_Exercise aim_
Produce a word-for-word copy of the listing below without its pictures.

_Stored records_
— BEGIN —

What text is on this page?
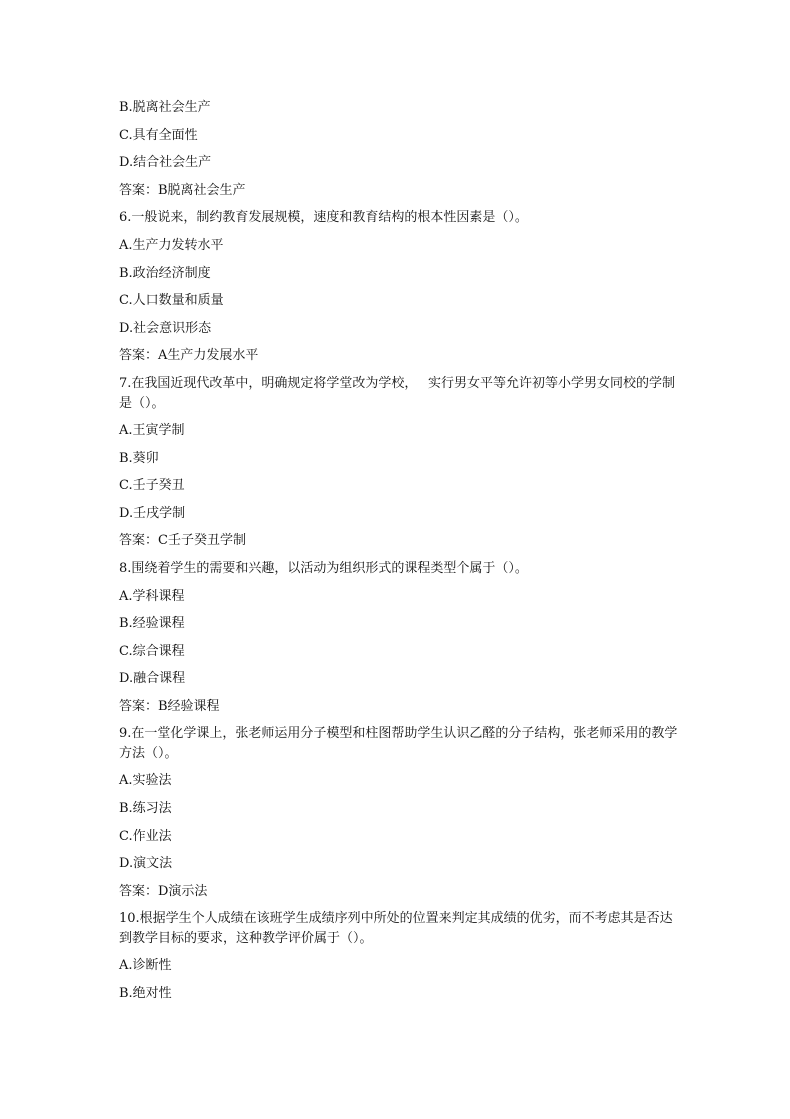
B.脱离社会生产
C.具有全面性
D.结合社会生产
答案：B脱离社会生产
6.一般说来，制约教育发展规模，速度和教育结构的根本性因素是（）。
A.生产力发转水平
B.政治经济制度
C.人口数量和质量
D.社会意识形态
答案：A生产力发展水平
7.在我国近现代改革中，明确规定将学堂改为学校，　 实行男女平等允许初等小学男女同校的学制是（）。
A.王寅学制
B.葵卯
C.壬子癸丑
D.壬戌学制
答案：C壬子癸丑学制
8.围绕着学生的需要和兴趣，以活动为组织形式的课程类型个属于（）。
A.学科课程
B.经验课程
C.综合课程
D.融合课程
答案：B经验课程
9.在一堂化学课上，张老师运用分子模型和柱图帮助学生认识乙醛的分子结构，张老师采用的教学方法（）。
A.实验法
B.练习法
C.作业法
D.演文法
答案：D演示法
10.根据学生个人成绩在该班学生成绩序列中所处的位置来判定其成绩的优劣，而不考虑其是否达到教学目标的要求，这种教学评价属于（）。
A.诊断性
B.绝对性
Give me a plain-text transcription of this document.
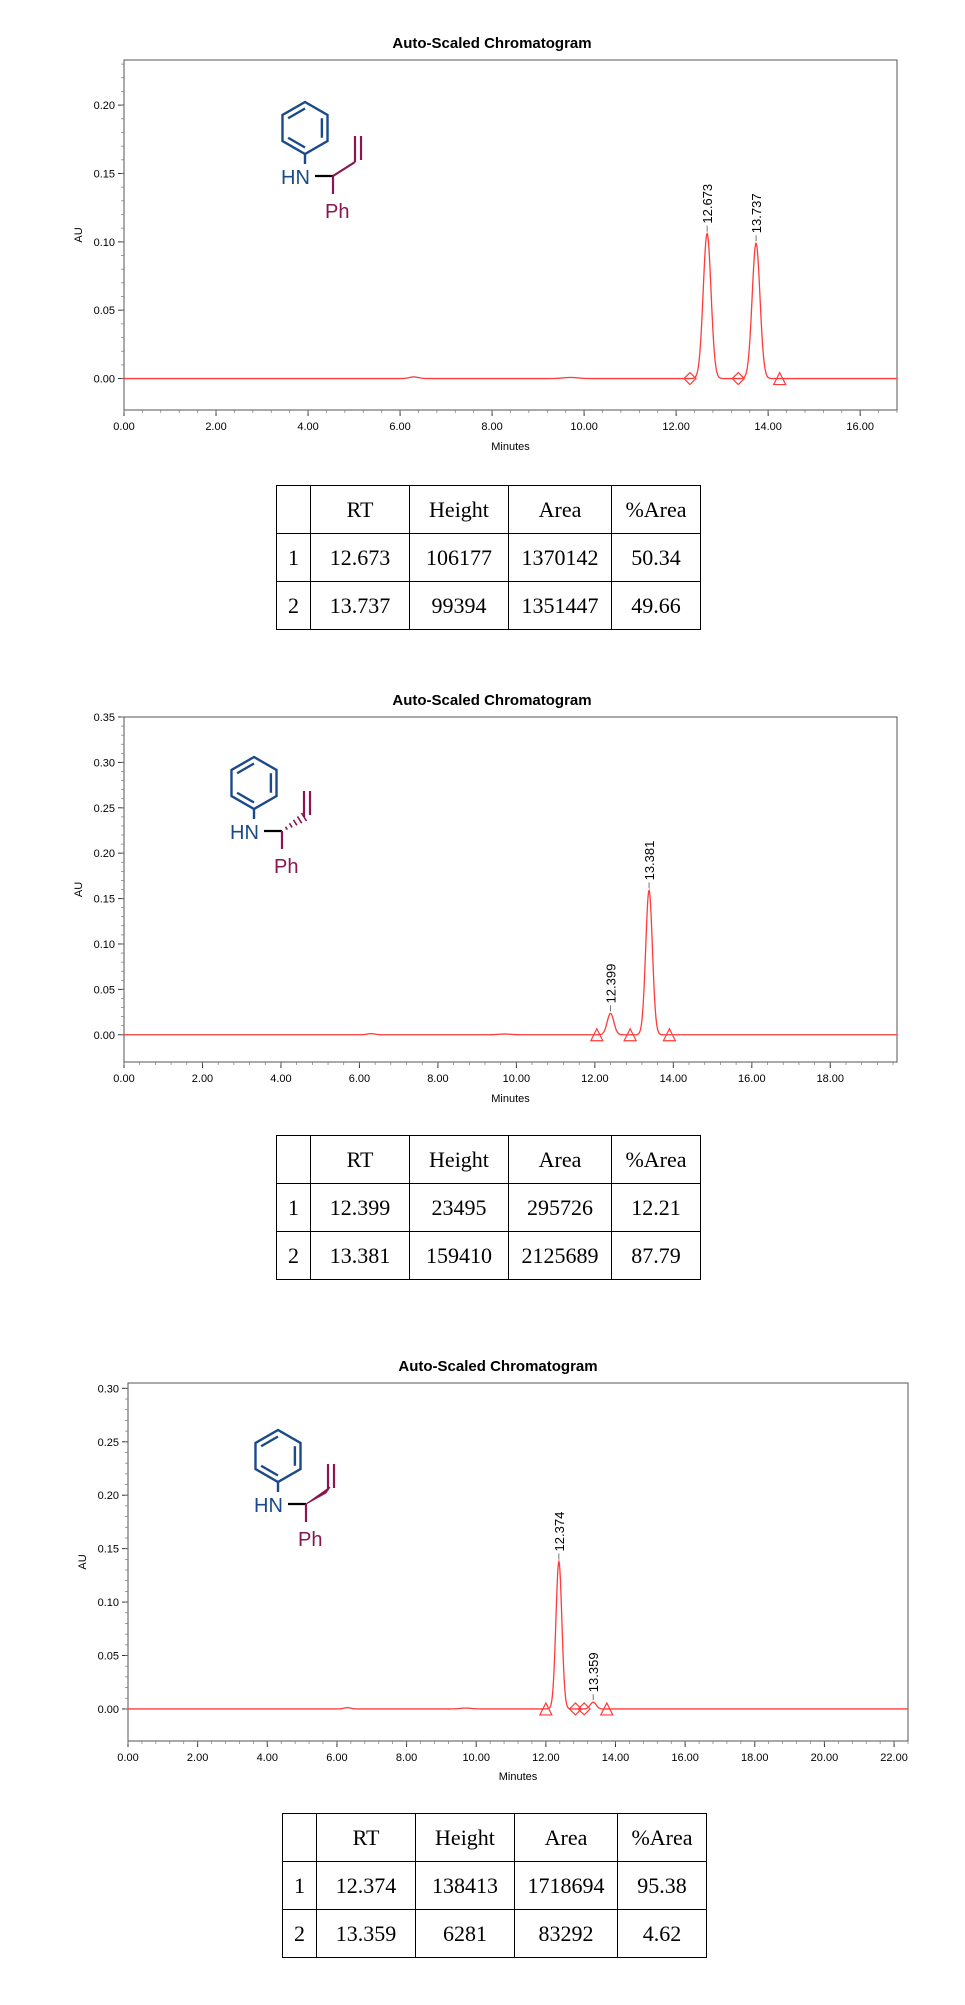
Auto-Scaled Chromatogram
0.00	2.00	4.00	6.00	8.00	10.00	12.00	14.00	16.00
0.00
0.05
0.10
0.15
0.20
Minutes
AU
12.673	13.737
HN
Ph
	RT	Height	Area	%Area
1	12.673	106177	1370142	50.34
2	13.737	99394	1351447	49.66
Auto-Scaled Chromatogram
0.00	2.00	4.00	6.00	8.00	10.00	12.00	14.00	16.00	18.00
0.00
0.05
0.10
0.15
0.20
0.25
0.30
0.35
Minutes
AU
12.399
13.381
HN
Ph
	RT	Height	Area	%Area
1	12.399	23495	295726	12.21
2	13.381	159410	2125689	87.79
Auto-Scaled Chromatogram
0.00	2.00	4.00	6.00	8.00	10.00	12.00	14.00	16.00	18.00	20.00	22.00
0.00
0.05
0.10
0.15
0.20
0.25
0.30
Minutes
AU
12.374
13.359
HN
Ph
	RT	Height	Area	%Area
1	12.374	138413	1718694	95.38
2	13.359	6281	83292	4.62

— END —

_Solved exercise_
What text is on this page?
B.脱离社会生产
C.具有全面性
D.结合社会生产
答案：B脱离社会生产
6.一般说来，制约教育发展规模，速度和教育结构的根本性因素是（）。
A.生产力发转水平
B.政治经济制度
C.人口数量和质量
D.社会意识形态
答案：A生产力发展水平
7.在我国近现代改革中，明确规定将学堂改为学校，　 实行男女平等允许初等小学男女同校的学制是（）。
A.王寅学制
B.葵卯
C.壬子癸丑
D.壬戌学制
答案：C壬子癸丑学制
8.围绕着学生的需要和兴趣，以活动为组织形式的课程类型个属于（）。
A.学科课程
B.经验课程
C.综合课程
D.融合课程
答案：B经验课程
9.在一堂化学课上，张老师运用分子模型和柱图帮助学生认识乙醛的分子结构，张老师采用的教学方法（）。
A.实验法
B.练习法
C.作业法
D.演文法
答案：D演示法
10.根据学生个人成绩在该班学生成绩序列中所处的位置来判定其成绩的优劣，而不考虑其是否达到教学目标的要求，这种教学评价属于（）。
A.诊断性
B.绝对性
Give me a plain-text transcription of this document.
Auto-Scaled Chromatogram
0.00	2.00	4.00	6.00	8.00	10.00	12.00	14.00	16.00
0.00
0.05
0.10
0.15
0.20
Minutes
AU
12.673	13.737
HN
Ph
	RT	Height	Area	%Area
1	12.673	106177	1370142	50.34
2	13.737	99394	1351447	49.66
Auto-Scaled Chromatogram
0.00	2.00	4.00	6.00	8.00	10.00	12.00	14.00	16.00	18.00
0.00
0.05
0.10
0.15
0.20
0.25
0.30
0.35
Minutes
AU
12.399
13.381
HN
Ph
	RT	Height	Area	%Area
1	12.399	23495	295726	12.21
2	13.381	159410	2125689	87.79
Auto-Scaled Chromatogram
0.00	2.00	4.00	6.00	8.00	10.00	12.00	14.00	16.00	18.00	20.00	22.00
0.00
0.05
0.10
0.15
0.20
0.25
0.30
Minutes
AU
12.374
13.359
HN
Ph
	RT	Height	Area	%Area
1	12.374	138413	1718694	95.38
2	13.359	6281	83292	4.62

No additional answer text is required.